__Directions for this task__:
Determine which lines contain the word "JSON", then copy those lines.

__Task material__:

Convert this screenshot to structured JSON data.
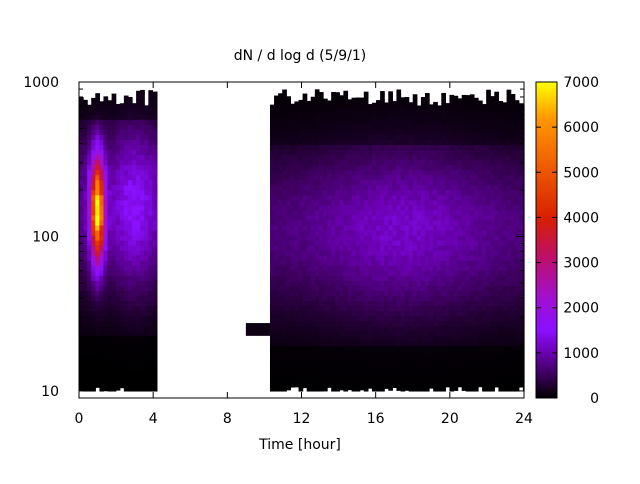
{
  "chart_data": {
    "type": "heatmap",
    "title": "dN / d log d (5/9/1)",
    "xlabel": "Time [hour]",
    "ylabel": "",
    "x_ticks": [
      "0",
      "4",
      "8",
      "12",
      "16",
      "20",
      "24"
    ],
    "x_tick_values": [
      0,
      4,
      8,
      12,
      16,
      20,
      24
    ],
    "xlim": [
      0,
      24
    ],
    "y_scale": "log",
    "y_ticks": [
      "10",
      "100",
      "1000"
    ],
    "y_tick_values": [
      10,
      100,
      1000
    ],
    "ylim": [
      9,
      1000
    ],
    "colorbar": {
      "ticks": [
        "0",
        "1000",
        "2000",
        "3000",
        "4000",
        "5000",
        "6000",
        "7000"
      ],
      "tick_values": [
        0,
        1000,
        2000,
        3000,
        4000,
        5000,
        6000,
        7000
      ],
      "range": [
        0,
        7000
      ],
      "palette": "black-purple-red-orange-yellow",
      "stops": [
        {
          "v": 0,
          "color": "#000000"
        },
        {
          "v": 500,
          "color": "#3a0058"
        },
        {
          "v": 1000,
          "color": "#6a00b0"
        },
        {
          "v": 1500,
          "color": "#8a10ff"
        },
        {
          "v": 2200,
          "color": "#a010d0"
        },
        {
          "v": 3200,
          "color": "#c01060"
        },
        {
          "v": 4000,
          "color": "#d82000"
        },
        {
          "v": 5200,
          "color": "#f06000"
        },
        {
          "v": 6200,
          "color": "#ff9800"
        },
        {
          "v": 7000,
          "color": "#ffff00"
        }
      ]
    },
    "regions": [
      {
        "t_start": 0,
        "t_end": 4.2,
        "d_min": 10,
        "d_max": 900,
        "peak_time": 1.0,
        "peak_diameter": 150,
        "peak_value": 6200
      },
      {
        "t_start": 10.3,
        "t_end": 24,
        "d_min": 10,
        "d_max": 900,
        "typical_value": 1000
      }
    ],
    "features": [
      {
        "t_start": 9.0,
        "t_end": 10.3,
        "d": 25,
        "value": 100
      }
    ],
    "grid": false
  }
}
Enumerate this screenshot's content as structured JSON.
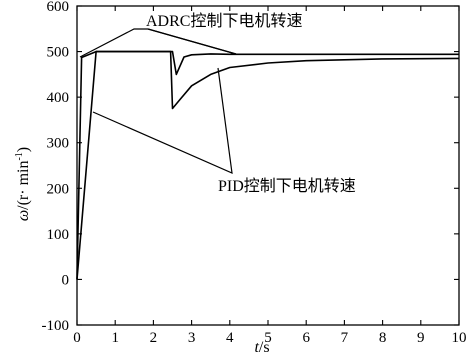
{
  "chart_data": {
    "type": "line",
    "xlabel_var": "t",
    "xlabel_unit": "/s",
    "ylabel_var": "ω",
    "ylabel_unit_prefix": "/(r· min",
    "ylabel_sup": "-1",
    "ylabel_unit_suffix": ")",
    "xlim": [
      0,
      10
    ],
    "ylim": [
      -100,
      600
    ],
    "xticks": [
      0,
      1,
      2,
      3,
      4,
      5,
      6,
      7,
      8,
      9,
      10
    ],
    "yticks": [
      -100,
      0,
      100,
      200,
      300,
      400,
      500,
      600
    ],
    "grid": false,
    "legend": "none",
    "annotations": [
      {
        "text": "ADRC控制下电机转速"
      },
      {
        "text": "PID控制下电机转速"
      }
    ],
    "series": [
      {
        "x": [
          0,
          0.12,
          0.5,
          2.5,
          2.6,
          2.8,
          3.0,
          3.5,
          4.0,
          4.5,
          6.0,
          10.0
        ],
        "y": [
          0,
          487,
          500,
          500,
          450,
          488,
          493,
          495,
          494,
          494,
          494,
          494
        ]
      },
      {
        "x": [
          0,
          0.5,
          2.45,
          2.5,
          2.7,
          3.0,
          3.5,
          4.0,
          5.0,
          6.0,
          8.0,
          10.0
        ],
        "y": [
          0,
          500,
          500,
          375,
          395,
          425,
          450,
          465,
          475,
          480,
          484,
          485
        ]
      }
    ]
  }
}
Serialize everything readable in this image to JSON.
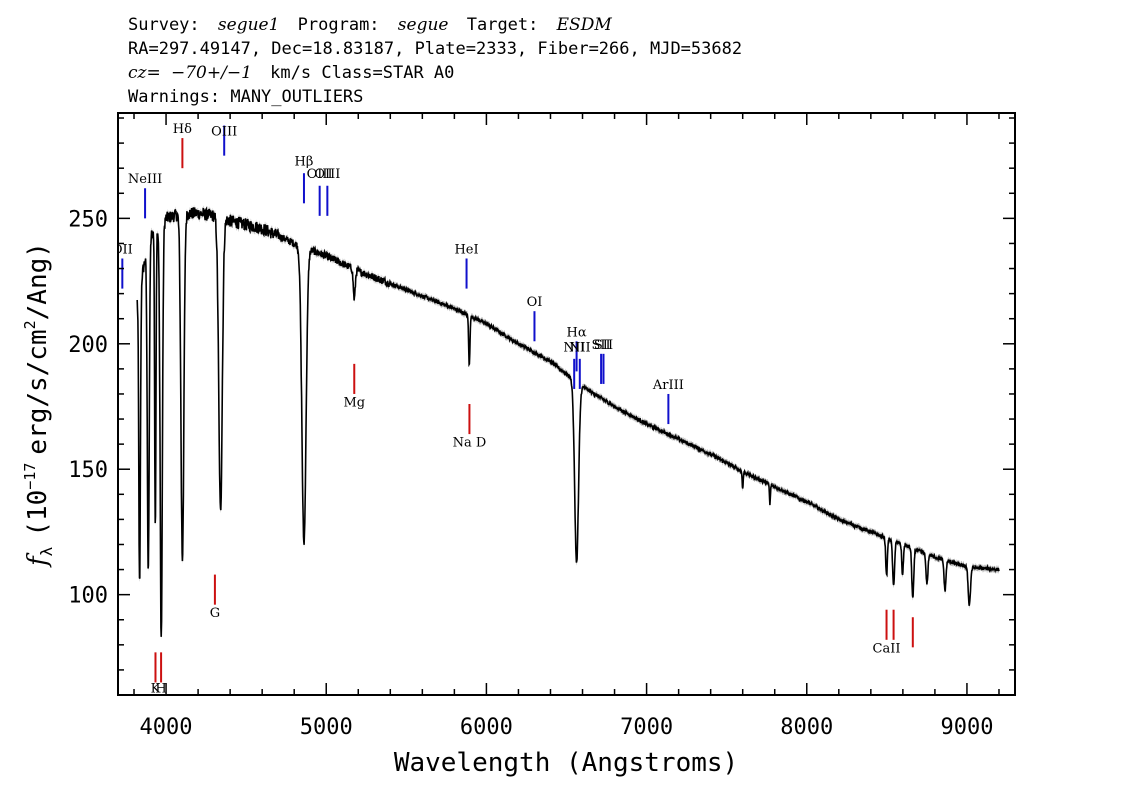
{
  "header": {
    "survey_label": "Survey:",
    "survey": "segue1",
    "program_label": "Program:",
    "program": "segue",
    "target_label": "Target:",
    "target": "ESDM",
    "line2": "RA=297.49147, Dec=18.83187, Plate=2333, Fiber=266, MJD=53682",
    "cz_label": "cz=",
    "cz": "−70+/−1",
    "cz_units": "km/s Class=STAR A0",
    "warnings": "Warnings: MANY_OUTLIERS"
  },
  "chart_data": {
    "type": "line",
    "xlabel": "Wavelength (Angstroms)",
    "ylabel_symbol": "f",
    "ylabel_sub": "λ",
    "ylabel_pre": "(10",
    "ylabel_exp1": "−17",
    "ylabel_mid": "erg/s/cm",
    "ylabel_exp2": "2",
    "ylabel_post": "/Ang)",
    "xlim": [
      3700,
      9300
    ],
    "ylim": [
      60,
      292
    ],
    "xticks": [
      4000,
      5000,
      6000,
      7000,
      8000,
      9000
    ],
    "yticks": [
      100,
      150,
      200,
      250
    ],
    "continuum": [
      [
        3820,
        218
      ],
      [
        3900,
        243
      ],
      [
        4000,
        250
      ],
      [
        4100,
        252
      ],
      [
        4200,
        252
      ],
      [
        4300,
        251
      ],
      [
        4400,
        249
      ],
      [
        4600,
        246
      ],
      [
        4800,
        240
      ],
      [
        5000,
        235
      ],
      [
        5200,
        229
      ],
      [
        5400,
        224
      ],
      [
        5600,
        219
      ],
      [
        5800,
        214
      ],
      [
        6000,
        208
      ],
      [
        6200,
        200
      ],
      [
        6400,
        193
      ],
      [
        6600,
        183
      ],
      [
        6800,
        175
      ],
      [
        7000,
        168
      ],
      [
        7200,
        162
      ],
      [
        7400,
        156
      ],
      [
        7600,
        149
      ],
      [
        7800,
        143
      ],
      [
        8000,
        137
      ],
      [
        8200,
        130
      ],
      [
        8400,
        125
      ],
      [
        8600,
        120
      ],
      [
        8800,
        115
      ],
      [
        9000,
        111
      ],
      [
        9200,
        110
      ]
    ],
    "absorption_lines": [
      {
        "center": 3835,
        "depth": 120,
        "width": 5
      },
      {
        "center": 3889,
        "depth": 130,
        "width": 6
      },
      {
        "center": 3933,
        "depth": 120,
        "width": 4
      },
      {
        "center": 3970,
        "depth": 165,
        "width": 7
      },
      {
        "center": 4102,
        "depth": 138,
        "width": 9
      },
      {
        "center": 4340,
        "depth": 117,
        "width": 11
      },
      {
        "center": 4861,
        "depth": 118,
        "width": 13
      },
      {
        "center": 5175,
        "depth": 12,
        "width": 6
      },
      {
        "center": 5893,
        "depth": 20,
        "width": 4
      },
      {
        "center": 6563,
        "depth": 72,
        "width": 12
      },
      {
        "center": 7600,
        "depth": 7,
        "width": 3
      },
      {
        "center": 7770,
        "depth": 8,
        "width": 3
      },
      {
        "center": 8498,
        "depth": 15,
        "width": 5
      },
      {
        "center": 8542,
        "depth": 18,
        "width": 6
      },
      {
        "center": 8598,
        "depth": 12,
        "width": 5
      },
      {
        "center": 8662,
        "depth": 20,
        "width": 6
      },
      {
        "center": 8750,
        "depth": 12,
        "width": 6
      },
      {
        "center": 8863,
        "depth": 12,
        "width": 6
      },
      {
        "center": 9015,
        "depth": 15,
        "width": 7
      }
    ],
    "emission_line_markers": [
      {
        "label": "OII",
        "wavelength": 3727,
        "y_bottom": 222,
        "y_top": 234,
        "label_y": 236,
        "color": "#1010cc"
      },
      {
        "label": "NeIII",
        "wavelength": 3869,
        "y_bottom": 250,
        "y_top": 262,
        "label_y": 264,
        "color": "#1010cc"
      },
      {
        "label": "Hδ",
        "wavelength": 4102,
        "y_bottom": 270,
        "y_top": 282,
        "label_y": 284,
        "color": "#cc1010"
      },
      {
        "label": "OIII",
        "wavelength": 4363,
        "y_bottom": 275,
        "y_top": 287,
        "label_y": 283,
        "color": "#1010cc"
      },
      {
        "label": "Hβ",
        "wavelength": 4861,
        "y_bottom": 256,
        "y_top": 268,
        "label_y": 271,
        "color": "#1010cc"
      },
      {
        "label": "OIII",
        "wavelength": 4959,
        "y_bottom": 251,
        "y_top": 263,
        "label_y": 266,
        "color": "#1010cc"
      },
      {
        "label": "OIII",
        "wavelength": 5007,
        "y_bottom": 251,
        "y_top": 263,
        "label_y": 266,
        "color": "#1010cc"
      },
      {
        "label": "HeI",
        "wavelength": 5876,
        "y_bottom": 222,
        "y_top": 234,
        "label_y": 236,
        "color": "#1010cc"
      },
      {
        "label": "OI",
        "wavelength": 6300,
        "y_bottom": 201,
        "y_top": 213,
        "label_y": 215,
        "color": "#1010cc"
      },
      {
        "label": "NII",
        "wavelength": 6548,
        "y_bottom": 182,
        "y_top": 194,
        "label_y": 197,
        "color": "#1010cc"
      },
      {
        "label": "Hα",
        "wavelength": 6563,
        "y_bottom": 189,
        "y_top": 201,
        "label_y": 203,
        "color": "#1010cc"
      },
      {
        "label": "NII",
        "wavelength": 6583,
        "y_bottom": 182,
        "y_top": 194,
        "label_y": 197,
        "color": "#1010cc"
      },
      {
        "label": "SII",
        "wavelength": 6716,
        "y_bottom": 184,
        "y_top": 196,
        "label_y": 198,
        "color": "#1010cc"
      },
      {
        "label": "SII",
        "wavelength": 6731,
        "y_bottom": 184,
        "y_top": 196,
        "label_y": 198,
        "color": "#1010cc"
      },
      {
        "label": "ArIII",
        "wavelength": 7136,
        "y_bottom": 168,
        "y_top": 180,
        "label_y": 182,
        "color": "#1010cc"
      }
    ],
    "absorption_line_markers": [
      {
        "label": "K",
        "wavelength": 3934,
        "y_bottom": 65,
        "y_top": 77,
        "label_y": 61,
        "color": "#cc1010"
      },
      {
        "label": "H",
        "wavelength": 3969,
        "y_bottom": 65,
        "y_top": 77,
        "label_y": 61,
        "color": "#cc1010"
      },
      {
        "label": "G",
        "wavelength": 4305,
        "y_bottom": 96,
        "y_top": 108,
        "label_y": 91,
        "color": "#cc1010"
      },
      {
        "label": "Mg",
        "wavelength": 5175,
        "y_bottom": 180,
        "y_top": 192,
        "label_y": 175,
        "color": "#cc1010"
      },
      {
        "label": "Na D",
        "wavelength": 5894,
        "y_bottom": 164,
        "y_top": 176,
        "label_y": 159,
        "color": "#cc1010"
      },
      {
        "label": "CaII",
        "wavelength": 8498,
        "y_bottom": 82,
        "y_top": 94,
        "label_y": 77,
        "color": "#cc1010"
      },
      {
        "label": "",
        "wavelength": 8542,
        "y_bottom": 82,
        "y_top": 94,
        "color": "#cc1010"
      },
      {
        "label": "",
        "wavelength": 8662,
        "y_bottom": 79,
        "y_top": 91,
        "color": "#cc1010"
      }
    ],
    "colors": {
      "spectrum": "#000000",
      "error_band": "#b0b0b0",
      "axes": "#000000"
    }
  }
}
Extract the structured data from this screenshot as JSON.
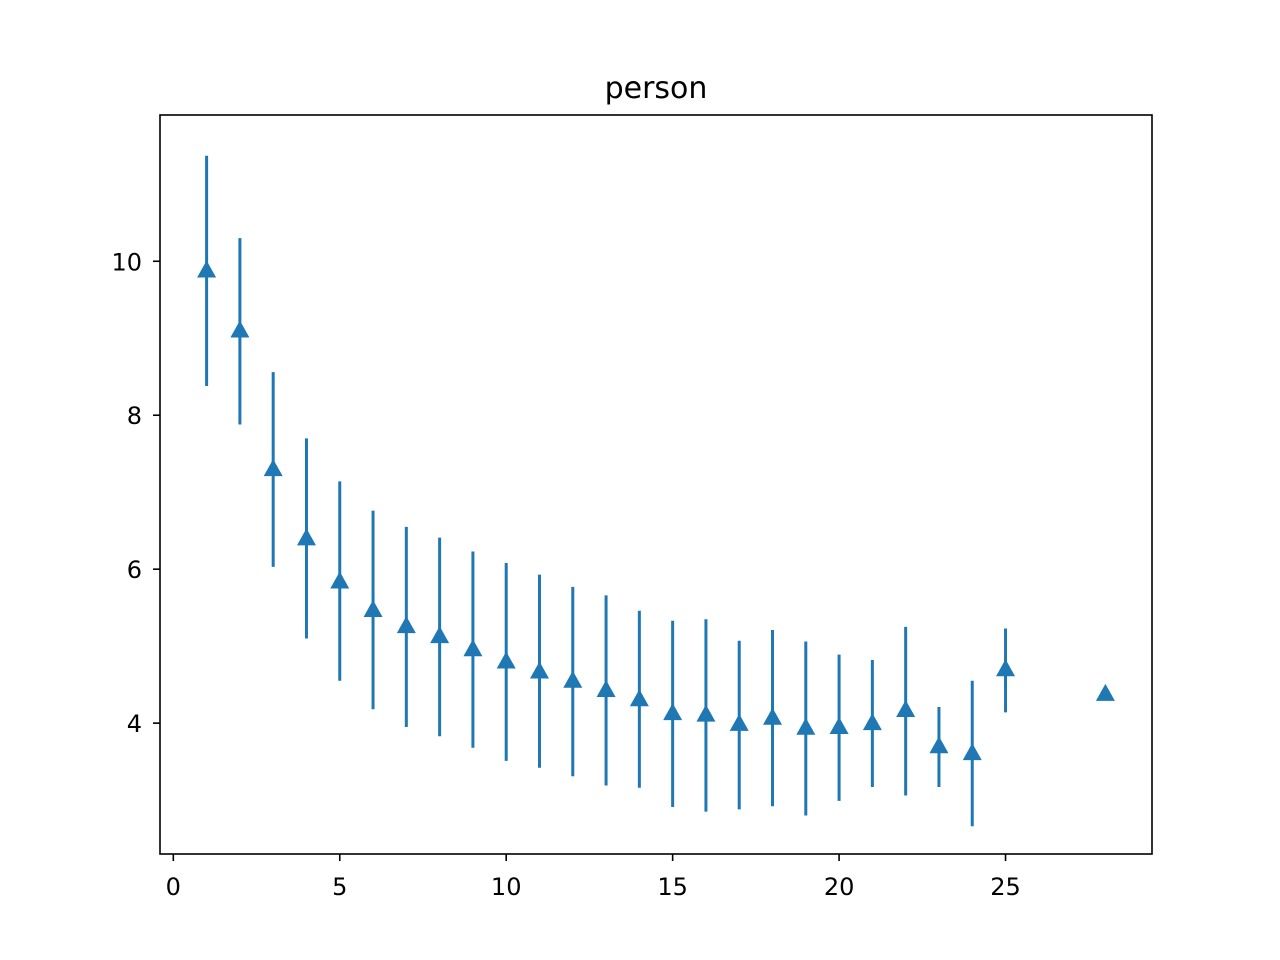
{
  "chart_data": {
    "type": "errorbar",
    "title": "person",
    "xlabel": "",
    "ylabel": "",
    "xlim": [
      -0.4,
      29.4
    ],
    "ylim": [
      2.3,
      11.9
    ],
    "xticks": [
      0,
      5,
      10,
      15,
      20,
      25
    ],
    "yticks": [
      4,
      6,
      8,
      10
    ],
    "grid": false,
    "marker": "triangle-up",
    "color": "#1f77b4",
    "series": [
      {
        "points": [
          {
            "x": 1,
            "y": 9.88,
            "lo": 8.38,
            "hi": 11.37
          },
          {
            "x": 2,
            "y": 9.1,
            "lo": 7.88,
            "hi": 10.3
          },
          {
            "x": 3,
            "y": 7.3,
            "lo": 6.03,
            "hi": 8.56
          },
          {
            "x": 4,
            "y": 6.4,
            "lo": 5.1,
            "hi": 7.7
          },
          {
            "x": 5,
            "y": 5.84,
            "lo": 4.55,
            "hi": 7.14
          },
          {
            "x": 6,
            "y": 5.47,
            "lo": 4.18,
            "hi": 6.76
          },
          {
            "x": 7,
            "y": 5.26,
            "lo": 3.95,
            "hi": 6.55
          },
          {
            "x": 8,
            "y": 5.13,
            "lo": 3.83,
            "hi": 6.41
          },
          {
            "x": 9,
            "y": 4.96,
            "lo": 3.68,
            "hi": 6.23
          },
          {
            "x": 10,
            "y": 4.8,
            "lo": 3.51,
            "hi": 6.08
          },
          {
            "x": 11,
            "y": 4.67,
            "lo": 3.42,
            "hi": 5.93
          },
          {
            "x": 12,
            "y": 4.55,
            "lo": 3.31,
            "hi": 5.77
          },
          {
            "x": 13,
            "y": 4.43,
            "lo": 3.19,
            "hi": 5.66
          },
          {
            "x": 14,
            "y": 4.31,
            "lo": 3.16,
            "hi": 5.46
          },
          {
            "x": 15,
            "y": 4.13,
            "lo": 2.91,
            "hi": 5.33
          },
          {
            "x": 16,
            "y": 4.11,
            "lo": 2.85,
            "hi": 5.35
          },
          {
            "x": 17,
            "y": 3.99,
            "lo": 2.88,
            "hi": 5.07
          },
          {
            "x": 18,
            "y": 4.07,
            "lo": 2.92,
            "hi": 5.21
          },
          {
            "x": 19,
            "y": 3.94,
            "lo": 2.8,
            "hi": 5.06
          },
          {
            "x": 20,
            "y": 3.95,
            "lo": 2.99,
            "hi": 4.89
          },
          {
            "x": 21,
            "y": 4.0,
            "lo": 3.17,
            "hi": 4.82
          },
          {
            "x": 22,
            "y": 4.17,
            "lo": 3.06,
            "hi": 5.25
          },
          {
            "x": 23,
            "y": 3.7,
            "lo": 3.17,
            "hi": 4.21
          },
          {
            "x": 24,
            "y": 3.61,
            "lo": 2.66,
            "hi": 4.55
          },
          {
            "x": 25,
            "y": 4.7,
            "lo": 4.14,
            "hi": 5.23
          },
          {
            "x": 28,
            "y": 4.38,
            "lo": 4.38,
            "hi": 4.38
          }
        ]
      }
    ]
  }
}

__Answer below__:
Convert this screenshot to structured JSON data.
Enumerate this screenshot's content as structured JSON.
Serialize everything readable in this image to JSON.
Extract the structured data from this screenshot as JSON.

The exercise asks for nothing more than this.